## THE PROBLEM
Whenever a line below holds the word "this", copy that line.

## INPUT MATERIAL

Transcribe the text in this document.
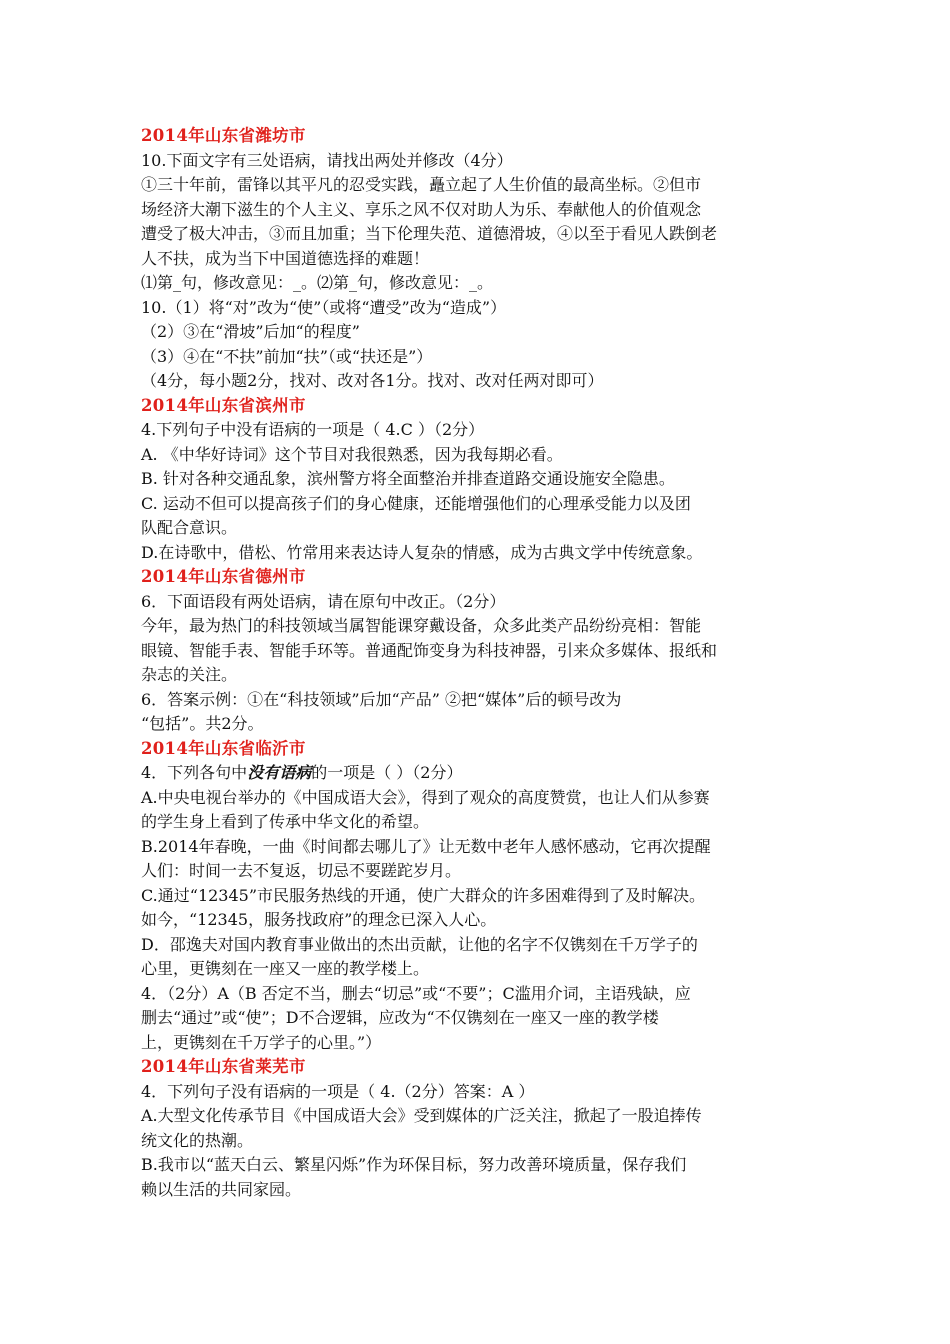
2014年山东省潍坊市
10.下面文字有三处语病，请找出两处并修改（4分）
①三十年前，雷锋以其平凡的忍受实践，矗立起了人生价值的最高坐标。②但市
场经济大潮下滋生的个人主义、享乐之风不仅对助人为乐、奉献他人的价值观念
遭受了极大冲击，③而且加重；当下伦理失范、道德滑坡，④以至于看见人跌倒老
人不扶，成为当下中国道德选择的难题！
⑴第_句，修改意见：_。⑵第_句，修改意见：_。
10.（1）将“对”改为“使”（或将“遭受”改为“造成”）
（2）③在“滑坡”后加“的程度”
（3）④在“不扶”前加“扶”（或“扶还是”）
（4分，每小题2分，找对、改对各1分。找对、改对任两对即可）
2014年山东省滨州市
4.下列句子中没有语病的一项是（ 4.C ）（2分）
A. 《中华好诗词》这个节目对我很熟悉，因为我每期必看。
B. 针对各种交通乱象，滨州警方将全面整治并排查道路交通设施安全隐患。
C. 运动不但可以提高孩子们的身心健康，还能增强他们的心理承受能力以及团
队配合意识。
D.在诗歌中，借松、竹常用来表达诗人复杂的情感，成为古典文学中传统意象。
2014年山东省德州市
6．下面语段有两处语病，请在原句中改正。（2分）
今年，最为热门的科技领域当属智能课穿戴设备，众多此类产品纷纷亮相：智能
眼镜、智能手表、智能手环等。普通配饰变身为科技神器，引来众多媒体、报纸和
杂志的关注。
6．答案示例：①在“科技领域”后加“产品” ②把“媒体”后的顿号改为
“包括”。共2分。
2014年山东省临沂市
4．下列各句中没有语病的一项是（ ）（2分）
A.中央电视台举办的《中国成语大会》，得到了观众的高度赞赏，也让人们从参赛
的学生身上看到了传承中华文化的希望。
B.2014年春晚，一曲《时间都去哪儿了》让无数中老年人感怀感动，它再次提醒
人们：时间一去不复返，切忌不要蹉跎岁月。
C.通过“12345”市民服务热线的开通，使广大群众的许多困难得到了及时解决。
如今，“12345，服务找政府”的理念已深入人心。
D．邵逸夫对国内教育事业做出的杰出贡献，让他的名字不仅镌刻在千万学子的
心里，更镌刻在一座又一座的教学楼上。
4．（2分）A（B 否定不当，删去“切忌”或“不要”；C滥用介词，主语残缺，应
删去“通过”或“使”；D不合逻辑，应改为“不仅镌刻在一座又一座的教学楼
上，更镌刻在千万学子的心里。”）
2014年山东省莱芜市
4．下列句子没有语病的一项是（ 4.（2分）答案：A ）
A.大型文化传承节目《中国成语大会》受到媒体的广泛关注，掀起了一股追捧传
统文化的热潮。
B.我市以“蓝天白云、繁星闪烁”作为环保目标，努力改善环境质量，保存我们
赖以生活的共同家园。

--

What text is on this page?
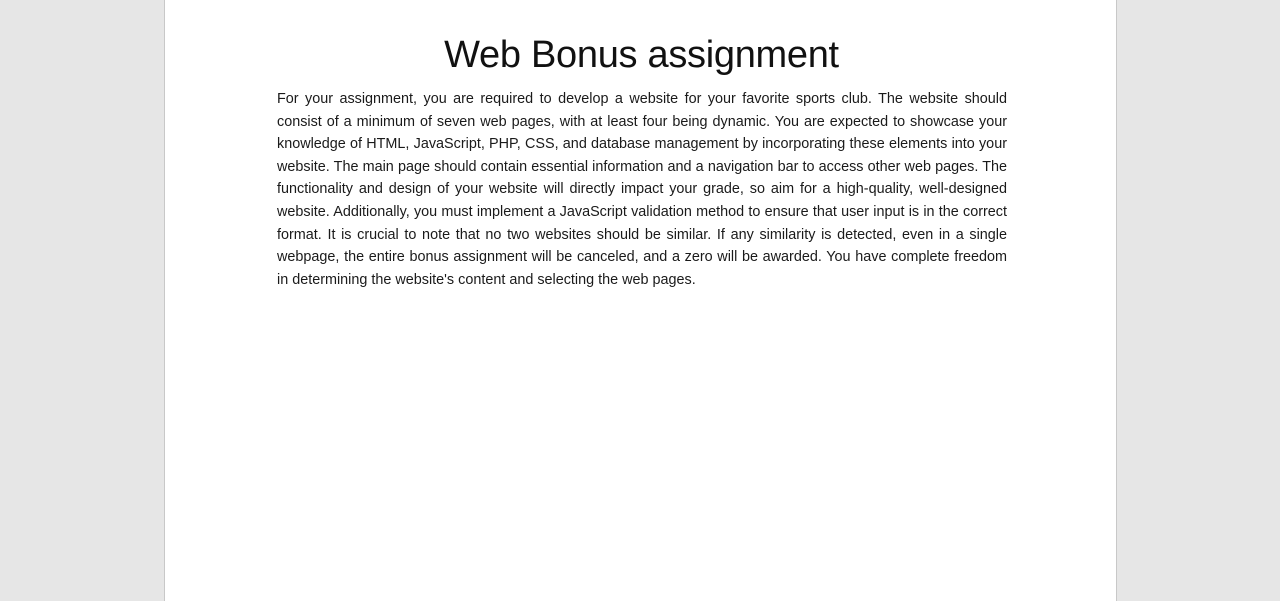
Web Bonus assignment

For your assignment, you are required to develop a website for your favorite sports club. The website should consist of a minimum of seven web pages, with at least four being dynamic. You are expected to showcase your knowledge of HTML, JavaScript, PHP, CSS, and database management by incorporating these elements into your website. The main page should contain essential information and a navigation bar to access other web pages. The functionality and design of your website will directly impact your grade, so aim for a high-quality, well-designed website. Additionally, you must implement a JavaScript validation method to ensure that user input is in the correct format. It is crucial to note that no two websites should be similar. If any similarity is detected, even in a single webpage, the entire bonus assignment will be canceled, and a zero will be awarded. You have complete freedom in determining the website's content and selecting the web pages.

## RESULT OF THE EXERCISE
Transcribe the text in this document.
What text is on this page?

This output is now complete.